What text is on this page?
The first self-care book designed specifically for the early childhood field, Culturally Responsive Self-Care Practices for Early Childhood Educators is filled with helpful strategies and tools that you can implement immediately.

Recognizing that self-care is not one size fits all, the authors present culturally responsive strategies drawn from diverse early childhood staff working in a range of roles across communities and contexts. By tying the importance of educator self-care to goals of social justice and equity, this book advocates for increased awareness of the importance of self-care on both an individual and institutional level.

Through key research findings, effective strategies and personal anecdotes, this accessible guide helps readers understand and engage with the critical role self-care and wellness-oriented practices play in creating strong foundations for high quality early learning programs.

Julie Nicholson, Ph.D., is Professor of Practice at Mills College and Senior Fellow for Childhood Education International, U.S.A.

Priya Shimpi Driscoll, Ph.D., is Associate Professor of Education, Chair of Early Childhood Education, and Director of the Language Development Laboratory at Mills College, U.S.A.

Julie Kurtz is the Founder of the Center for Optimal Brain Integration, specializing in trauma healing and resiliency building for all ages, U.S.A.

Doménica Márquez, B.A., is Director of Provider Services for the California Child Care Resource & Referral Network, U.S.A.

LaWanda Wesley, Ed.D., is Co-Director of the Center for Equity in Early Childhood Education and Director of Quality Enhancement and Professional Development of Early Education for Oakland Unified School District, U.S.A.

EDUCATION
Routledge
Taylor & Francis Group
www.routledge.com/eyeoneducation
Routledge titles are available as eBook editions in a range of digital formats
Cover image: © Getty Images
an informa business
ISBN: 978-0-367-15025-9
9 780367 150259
^^^^^^^^^^^^^^^^
What the task asks: Write out every record, exactly as written.

Task solution:
What text is on this page?
The first self-care book designed specifically for the early childhood field, Culturally Responsive Self-Care Practices for Early Childhood Educators is filled with helpful strategies and tools that you can implement immediately.

Recognizing that self-care is not one size fits all, the authors present culturally responsive strategies drawn from diverse early childhood staff working in a range of roles across communities and contexts. By tying the importance of educator self-care to goals of social justice and equity, this book advocates for increased awareness of the importance of self-care on both an individual and institutional level.

Through key research findings, effective strategies and personal anecdotes, this accessible guide helps readers understand and engage with the critical role self-care and wellness-oriented practices play in creating strong foundations for high quality early learning programs.

Julie Nicholson, Ph.D., is Professor of Practice at Mills College and Senior Fellow for Childhood Education International, U.S.A.

Priya Shimpi Driscoll, Ph.D., is Associate Professor of Education, Chair of Early Childhood Education, and Director of the Language Development Laboratory at Mills College, U.S.A.

Julie Kurtz is the Founder of the Center for Optimal Brain Integration, specializing in trauma healing and resiliency building for all ages, U.S.A.

Doménica Márquez, B.A., is Director of Provider Services for the California Child Care Resource & Referral Network, U.S.A.

LaWanda Wesley, Ed.D., is Co-Director of the Center for Equity in Early Childhood Education and Director of Quality Enhancement and Professional Development of Early Education for Oakland Unified School District, U.S.A.

EDUCATION
Routledge
Taylor & Francis Group
www.routledge.com/eyeoneducation
Routledge titles are available as eBook editions in a range of digital formats
Cover image: © Getty Images
an informa business
ISBN: 978-0-367-15025-9
9 780367 150259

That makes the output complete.